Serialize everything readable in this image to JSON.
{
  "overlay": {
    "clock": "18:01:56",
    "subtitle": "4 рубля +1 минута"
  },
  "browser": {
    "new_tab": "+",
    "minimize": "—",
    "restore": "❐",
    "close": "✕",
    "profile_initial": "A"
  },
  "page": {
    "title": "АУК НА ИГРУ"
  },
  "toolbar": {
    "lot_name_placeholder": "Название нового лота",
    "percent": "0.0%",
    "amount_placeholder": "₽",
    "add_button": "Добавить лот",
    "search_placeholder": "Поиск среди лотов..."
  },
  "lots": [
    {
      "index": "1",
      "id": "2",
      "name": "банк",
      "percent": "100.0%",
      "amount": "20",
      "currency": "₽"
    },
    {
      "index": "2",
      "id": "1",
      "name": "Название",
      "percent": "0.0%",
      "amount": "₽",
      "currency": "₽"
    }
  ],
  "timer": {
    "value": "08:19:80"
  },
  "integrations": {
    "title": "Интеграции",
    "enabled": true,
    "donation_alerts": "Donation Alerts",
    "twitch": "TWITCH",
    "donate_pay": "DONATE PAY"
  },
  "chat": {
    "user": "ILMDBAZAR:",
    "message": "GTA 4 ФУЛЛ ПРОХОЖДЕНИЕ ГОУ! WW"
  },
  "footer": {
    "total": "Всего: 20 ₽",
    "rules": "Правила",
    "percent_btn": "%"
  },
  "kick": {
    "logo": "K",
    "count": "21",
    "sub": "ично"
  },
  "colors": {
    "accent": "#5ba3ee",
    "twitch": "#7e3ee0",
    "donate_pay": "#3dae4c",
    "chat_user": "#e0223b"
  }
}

**Short exercise:** Transcribe all entries exactly as they are given.

**Response to the task:**
Serialize everything readable in this image to JSON.
{
  "overlay": {
    "clock": "18:01:56",
    "subtitle": "4 рубля +1 минута"
  },
  "browser": {
    "new_tab": "+",
    "minimize": "—",
    "restore": "❐",
    "close": "✕",
    "profile_initial": "A"
  },
  "page": {
    "title": "АУК НА ИГРУ"
  },
  "toolbar": {
    "lot_name_placeholder": "Название нового лота",
    "percent": "0.0%",
    "amount_placeholder": "₽",
    "add_button": "Добавить лот",
    "search_placeholder": "Поиск среди лотов..."
  },
  "lots": [
    {
      "index": "1",
      "id": "2",
      "name": "банк",
      "percent": "100.0%",
      "amount": "20",
      "currency": "₽"
    },
    {
      "index": "2",
      "id": "1",
      "name": "Название",
      "percent": "0.0%",
      "amount": "₽",
      "currency": "₽"
    }
  ],
  "timer": {
    "value": "08:19:80"
  },
  "integrations": {
    "title": "Интеграции",
    "enabled": true,
    "donation_alerts": "Donation Alerts",
    "twitch": "TWITCH",
    "donate_pay": "DONATE PAY"
  },
  "chat": {
    "user": "ILMDBAZAR:",
    "message": "GTA 4 ФУЛЛ ПРОХОЖДЕНИЕ ГОУ! WW"
  },
  "footer": {
    "total": "Всего: 20 ₽",
    "rules": "Правила",
    "percent_btn": "%"
  },
  "kick": {
    "logo": "K",
    "count": "21",
    "sub": "ично"
  },
  "colors": {
    "accent": "#5ba3ee",
    "twitch": "#7e3ee0",
    "donate_pay": "#3dae4c",
    "chat_user": "#e0223b"
  }
}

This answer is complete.